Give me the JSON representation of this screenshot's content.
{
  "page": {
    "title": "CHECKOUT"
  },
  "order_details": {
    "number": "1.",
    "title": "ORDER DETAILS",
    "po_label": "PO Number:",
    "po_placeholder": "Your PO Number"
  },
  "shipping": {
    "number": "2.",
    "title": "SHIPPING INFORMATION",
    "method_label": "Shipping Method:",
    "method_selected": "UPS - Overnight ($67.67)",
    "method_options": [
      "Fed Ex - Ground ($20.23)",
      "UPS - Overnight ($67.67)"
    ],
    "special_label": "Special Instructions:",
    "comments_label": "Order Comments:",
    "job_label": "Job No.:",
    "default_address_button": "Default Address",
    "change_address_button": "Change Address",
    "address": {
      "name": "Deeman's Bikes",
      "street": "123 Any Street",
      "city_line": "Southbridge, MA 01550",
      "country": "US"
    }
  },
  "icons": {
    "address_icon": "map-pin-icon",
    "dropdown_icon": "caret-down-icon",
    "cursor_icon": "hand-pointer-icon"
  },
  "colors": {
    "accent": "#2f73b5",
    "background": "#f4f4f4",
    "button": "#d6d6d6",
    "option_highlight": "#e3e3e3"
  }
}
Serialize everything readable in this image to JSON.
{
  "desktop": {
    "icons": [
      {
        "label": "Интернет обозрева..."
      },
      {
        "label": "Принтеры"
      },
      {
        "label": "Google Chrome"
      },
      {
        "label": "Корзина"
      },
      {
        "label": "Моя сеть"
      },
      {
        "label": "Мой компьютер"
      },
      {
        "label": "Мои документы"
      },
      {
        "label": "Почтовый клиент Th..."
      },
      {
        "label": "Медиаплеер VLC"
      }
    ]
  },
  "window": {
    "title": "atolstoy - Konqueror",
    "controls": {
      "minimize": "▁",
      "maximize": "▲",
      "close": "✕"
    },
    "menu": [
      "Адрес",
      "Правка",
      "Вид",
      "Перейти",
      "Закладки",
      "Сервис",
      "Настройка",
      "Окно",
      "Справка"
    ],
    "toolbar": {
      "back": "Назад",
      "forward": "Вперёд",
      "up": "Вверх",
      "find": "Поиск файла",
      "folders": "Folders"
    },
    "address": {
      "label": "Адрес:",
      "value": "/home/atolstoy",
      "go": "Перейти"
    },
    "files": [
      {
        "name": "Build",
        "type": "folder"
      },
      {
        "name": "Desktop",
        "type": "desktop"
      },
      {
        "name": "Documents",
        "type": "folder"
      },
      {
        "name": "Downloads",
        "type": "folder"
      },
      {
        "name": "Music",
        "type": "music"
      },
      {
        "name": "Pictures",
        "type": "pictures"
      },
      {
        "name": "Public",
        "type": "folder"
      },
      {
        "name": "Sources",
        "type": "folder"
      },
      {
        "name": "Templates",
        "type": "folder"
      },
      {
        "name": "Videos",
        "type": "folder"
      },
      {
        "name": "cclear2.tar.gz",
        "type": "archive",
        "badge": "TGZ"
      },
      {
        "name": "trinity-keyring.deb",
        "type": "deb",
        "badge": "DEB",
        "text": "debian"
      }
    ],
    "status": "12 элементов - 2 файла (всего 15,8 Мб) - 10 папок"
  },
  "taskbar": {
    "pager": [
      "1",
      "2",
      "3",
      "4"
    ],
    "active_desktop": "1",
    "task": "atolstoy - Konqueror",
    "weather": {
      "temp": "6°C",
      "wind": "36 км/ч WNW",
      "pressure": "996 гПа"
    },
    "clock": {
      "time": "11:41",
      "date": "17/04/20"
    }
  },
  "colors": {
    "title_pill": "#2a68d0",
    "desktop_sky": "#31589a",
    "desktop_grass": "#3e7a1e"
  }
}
________________
■ What to produce
Retype the material in full. Each word must match.

■ Answer to the problem
Give me the JSON representation of this screenshot's content.
{
  "page": {
    "title": "CHECKOUT"
  },
  "order_details": {
    "number": "1.",
    "title": "ORDER DETAILS",
    "po_label": "PO Number:",
    "po_placeholder": "Your PO Number"
  },
  "shipping": {
    "number": "2.",
    "title": "SHIPPING INFORMATION",
    "method_label": "Shipping Method:",
    "method_selected": "UPS - Overnight ($67.67)",
    "method_options": [
      "Fed Ex - Ground ($20.23)",
      "UPS - Overnight ($67.67)"
    ],
    "special_label": "Special Instructions:",
    "comments_label": "Order Comments:",
    "job_label": "Job No.:",
    "default_address_button": "Default Address",
    "change_address_button": "Change Address",
    "address": {
      "name": "Deeman's Bikes",
      "street": "123 Any Street",
      "city_line": "Southbridge, MA 01550",
      "country": "US"
    }
  },
  "icons": {
    "address_icon": "map-pin-icon",
    "dropdown_icon": "caret-down-icon",
    "cursor_icon": "hand-pointer-icon"
  },
  "colors": {
    "accent": "#2f73b5",
    "background": "#f4f4f4",
    "button": "#d6d6d6",
    "option_highlight": "#e3e3e3"
  }
}
Serialize everything readable in this image to JSON.
{
  "desktop": {
    "icons": [
      {
        "label": "Интернет обозрева..."
      },
      {
        "label": "Принтеры"
      },
      {
        "label": "Google Chrome"
      },
      {
        "label": "Корзина"
      },
      {
        "label": "Моя сеть"
      },
      {
        "label": "Мой компьютер"
      },
      {
        "label": "Мои документы"
      },
      {
        "label": "Почтовый клиент Th..."
      },
      {
        "label": "Медиаплеер VLC"
      }
    ]
  },
  "window": {
    "title": "atolstoy - Konqueror",
    "controls": {
      "minimize": "▁",
      "maximize": "▲",
      "close": "✕"
    },
    "menu": [
      "Адрес",
      "Правка",
      "Вид",
      "Перейти",
      "Закладки",
      "Сервис",
      "Настройка",
      "Окно",
      "Справка"
    ],
    "toolbar": {
      "back": "Назад",
      "forward": "Вперёд",
      "up": "Вверх",
      "find": "Поиск файла",
      "folders": "Folders"
    },
    "address": {
      "label": "Адрес:",
      "value": "/home/atolstoy",
      "go": "Перейти"
    },
    "files": [
      {
        "name": "Build",
        "type": "folder"
      },
      {
        "name": "Desktop",
        "type": "desktop"
      },
      {
        "name": "Documents",
        "type": "folder"
      },
      {
        "name": "Downloads",
        "type": "folder"
      },
      {
        "name": "Music",
        "type": "music"
      },
      {
        "name": "Pictures",
        "type": "pictures"
      },
      {
        "name": "Public",
        "type": "folder"
      },
      {
        "name": "Sources",
        "type": "folder"
      },
      {
        "name": "Templates",
        "type": "folder"
      },
      {
        "name": "Videos",
        "type": "folder"
      },
      {
        "name": "cclear2.tar.gz",
        "type": "archive",
        "badge": "TGZ"
      },
      {
        "name": "trinity-keyring.deb",
        "type": "deb",
        "badge": "DEB",
        "text": "debian"
      }
    ],
    "status": "12 элементов - 2 файла (всего 15,8 Мб) - 10 папок"
  },
  "taskbar": {
    "pager": [
      "1",
      "2",
      "3",
      "4"
    ],
    "active_desktop": "1",
    "task": "atolstoy - Konqueror",
    "weather": {
      "temp": "6°C",
      "wind": "36 км/ч WNW",
      "pressure": "996 гПа"
    },
    "clock": {
      "time": "11:41",
      "date": "17/04/20"
    }
  },
  "colors": {
    "title_pill": "#2a68d0",
    "desktop_sky": "#31589a",
    "desktop_grass": "#3e7a1e"
  }
}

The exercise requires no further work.